# lunar premier H622 mattress



## len06 (Jun 8, 2009)

I've just sold my Lunar Premier H622 with its o-so-comfy mattress, and find that I cannot sleep on the foam bed in my new van (same size and shape as the old one). Had a new pocket sprung mattress made for me, but that is still no where near as good as the old Lunar one. Can anybody tell me where I can buy an identical mattress to the one I've sold. The Lunar was an 06 model. 
Len


----------



## time-traveller (Apr 23, 2007)

len06 said:


> I've just sold my Lunar Premier H622 with its o-so-comfy mattress, and find that I cannot sleep on the foam bed in my new van (same size and shape as the old one). Had a new pocket sprung mattress made for me, but that is still no where near as good as the old Lunar one. Can anybody tell me where I can buy an identical mattress to the one I've sold. The Lunar was an 06 model.
> Len


An _identical_ mattress ?

Seeing that your Lunar was made in Belgium, that's going to be a problem!


----------



## len06 (Jun 8, 2009)

Thanks for your comment. We know the Lunar was Belgian built. After trying to source a new mattress through Campbell's at Preston we were told that Lunar and Homecar Motorhomes have been bought out by management, and are now dealing with different suppliers, but we're hoping that someone, somewhere might know where their mattresses were made, or if Lunar use the same mattress supplier for their caravans, or if any other motorhome has the same, or very similar mattresses. Any help would be appreciated. We're going to the NEC this month, and would like to know where to start looking for a new mattress.


----------



## Tezmcd (Aug 3, 2009)

Might I suggest 2 bottles of cheap red wine before bed (costs about £6 per night)

you can then sleep on the bonnet of you MH and not give a damn!

[Source records]
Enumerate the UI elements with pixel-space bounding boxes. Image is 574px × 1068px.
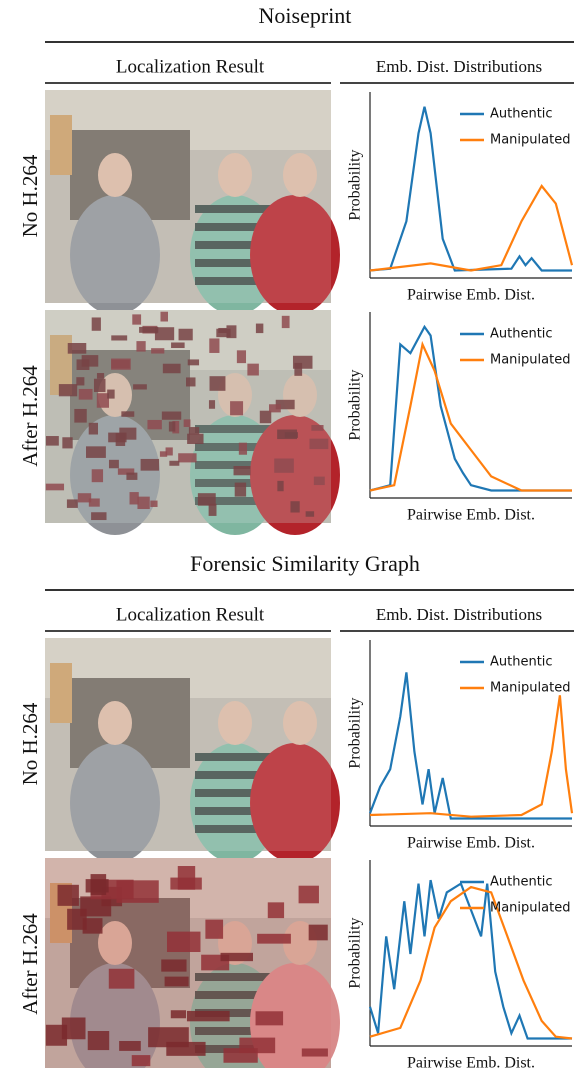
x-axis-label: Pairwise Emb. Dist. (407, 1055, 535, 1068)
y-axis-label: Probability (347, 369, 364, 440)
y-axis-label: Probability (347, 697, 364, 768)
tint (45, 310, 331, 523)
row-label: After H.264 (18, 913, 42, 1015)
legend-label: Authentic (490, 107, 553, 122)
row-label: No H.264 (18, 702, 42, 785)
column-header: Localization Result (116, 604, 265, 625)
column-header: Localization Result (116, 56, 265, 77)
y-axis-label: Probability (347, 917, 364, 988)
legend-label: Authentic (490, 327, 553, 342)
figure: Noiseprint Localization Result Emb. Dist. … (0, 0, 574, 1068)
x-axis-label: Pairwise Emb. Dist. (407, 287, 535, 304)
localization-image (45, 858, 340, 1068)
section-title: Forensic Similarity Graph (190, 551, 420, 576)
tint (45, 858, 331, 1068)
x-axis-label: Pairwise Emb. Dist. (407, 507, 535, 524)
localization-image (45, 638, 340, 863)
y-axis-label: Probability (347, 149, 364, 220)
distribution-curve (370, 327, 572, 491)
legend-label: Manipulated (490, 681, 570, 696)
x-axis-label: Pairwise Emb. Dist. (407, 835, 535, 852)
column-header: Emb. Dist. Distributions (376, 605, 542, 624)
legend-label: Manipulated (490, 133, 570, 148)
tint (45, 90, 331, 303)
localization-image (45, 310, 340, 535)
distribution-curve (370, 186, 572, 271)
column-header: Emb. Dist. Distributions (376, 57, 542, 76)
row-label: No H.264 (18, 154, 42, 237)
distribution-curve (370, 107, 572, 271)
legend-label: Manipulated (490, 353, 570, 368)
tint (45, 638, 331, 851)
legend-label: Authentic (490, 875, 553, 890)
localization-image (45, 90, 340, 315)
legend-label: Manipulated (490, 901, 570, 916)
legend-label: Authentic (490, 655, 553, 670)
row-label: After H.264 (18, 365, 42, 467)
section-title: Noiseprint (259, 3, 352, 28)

## Task details
Answer these questions from the thread about the Lunar mattress:
(a) In which country was the Lunar built?
(b) Through which dealer did len06 try to source a new mattress?
(c) About how much per night does the wine suggestion cost?

## Answer in full
(a) Belgium
(b) Campbell's at Preston
(c) About £6